What to work on – Images embedded in the records are excluded; print everything else exactly as given.

Records for this task –
+===+

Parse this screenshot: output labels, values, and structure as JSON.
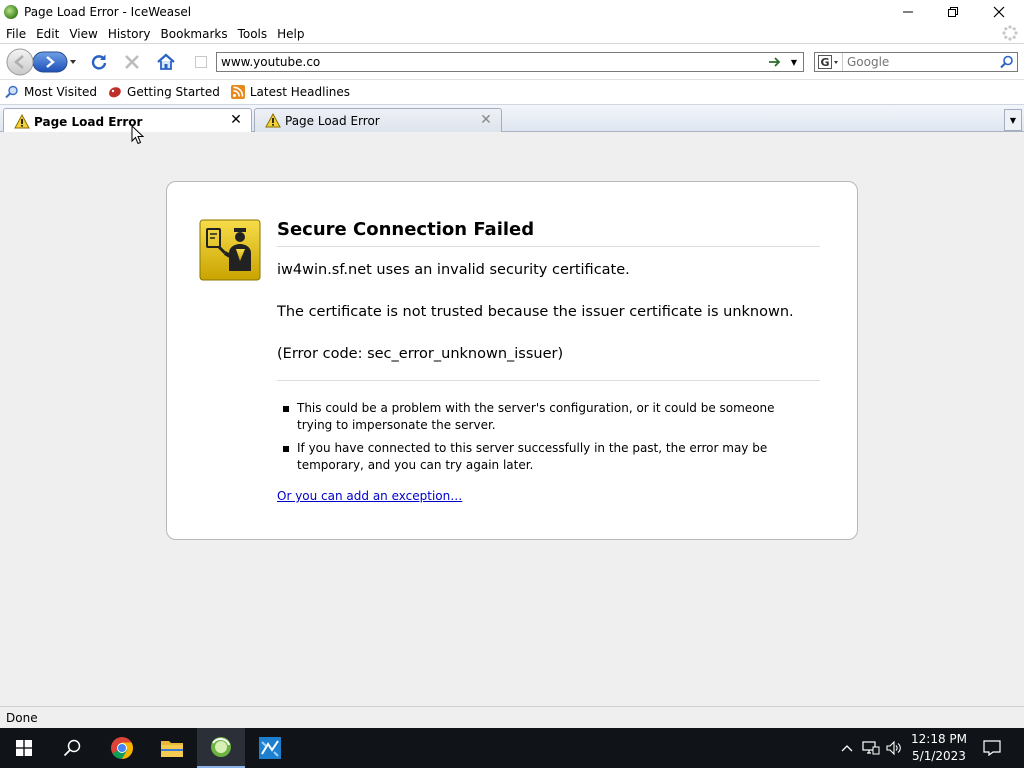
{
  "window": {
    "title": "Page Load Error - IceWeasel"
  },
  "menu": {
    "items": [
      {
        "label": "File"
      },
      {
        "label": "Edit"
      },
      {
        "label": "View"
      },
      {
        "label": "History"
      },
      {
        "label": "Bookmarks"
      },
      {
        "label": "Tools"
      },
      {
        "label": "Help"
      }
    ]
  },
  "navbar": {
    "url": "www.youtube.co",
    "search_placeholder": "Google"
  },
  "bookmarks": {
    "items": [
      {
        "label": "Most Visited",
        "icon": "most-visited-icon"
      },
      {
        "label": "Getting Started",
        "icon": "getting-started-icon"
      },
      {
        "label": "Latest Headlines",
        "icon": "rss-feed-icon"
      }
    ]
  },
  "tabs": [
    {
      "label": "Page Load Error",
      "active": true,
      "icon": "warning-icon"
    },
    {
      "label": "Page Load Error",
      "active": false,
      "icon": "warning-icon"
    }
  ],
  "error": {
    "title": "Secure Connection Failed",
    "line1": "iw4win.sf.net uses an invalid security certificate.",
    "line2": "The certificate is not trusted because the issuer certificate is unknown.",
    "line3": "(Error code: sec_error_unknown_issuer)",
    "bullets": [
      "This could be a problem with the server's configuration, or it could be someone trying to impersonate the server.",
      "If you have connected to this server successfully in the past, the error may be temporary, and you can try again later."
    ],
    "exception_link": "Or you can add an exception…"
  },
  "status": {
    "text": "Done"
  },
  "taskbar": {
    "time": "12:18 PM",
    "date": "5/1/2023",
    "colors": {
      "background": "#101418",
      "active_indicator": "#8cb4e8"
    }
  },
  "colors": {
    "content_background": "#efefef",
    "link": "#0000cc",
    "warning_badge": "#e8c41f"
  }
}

+===+

Solution for this exercise –
Parse this screenshot: output labels, values, and structure as JSON.
{
  "window": {
    "title": "Page Load Error - IceWeasel"
  },
  "menu": {
    "items": [
      {
        "label": "File"
      },
      {
        "label": "Edit"
      },
      {
        "label": "View"
      },
      {
        "label": "History"
      },
      {
        "label": "Bookmarks"
      },
      {
        "label": "Tools"
      },
      {
        "label": "Help"
      }
    ]
  },
  "navbar": {
    "url": "www.youtube.co",
    "search_placeholder": "Google"
  },
  "bookmarks": {
    "items": [
      {
        "label": "Most Visited",
        "icon": "most-visited-icon"
      },
      {
        "label": "Getting Started",
        "icon": "getting-started-icon"
      },
      {
        "label": "Latest Headlines",
        "icon": "rss-feed-icon"
      }
    ]
  },
  "tabs": [
    {
      "label": "Page Load Error",
      "active": true,
      "icon": "warning-icon"
    },
    {
      "label": "Page Load Error",
      "active": false,
      "icon": "warning-icon"
    }
  ],
  "error": {
    "title": "Secure Connection Failed",
    "line1": "iw4win.sf.net uses an invalid security certificate.",
    "line2": "The certificate is not trusted because the issuer certificate is unknown.",
    "line3": "(Error code: sec_error_unknown_issuer)",
    "bullets": [
      "This could be a problem with the server's configuration, or it could be someone trying to impersonate the server.",
      "If you have connected to this server successfully in the past, the error may be temporary, and you can try again later."
    ],
    "exception_link": "Or you can add an exception…"
  },
  "status": {
    "text": "Done"
  },
  "taskbar": {
    "time": "12:18 PM",
    "date": "5/1/2023",
    "colors": {
      "background": "#101418",
      "active_indicator": "#8cb4e8"
    }
  },
  "colors": {
    "content_background": "#efefef",
    "link": "#0000cc",
    "warning_badge": "#e8c41f"
  }
}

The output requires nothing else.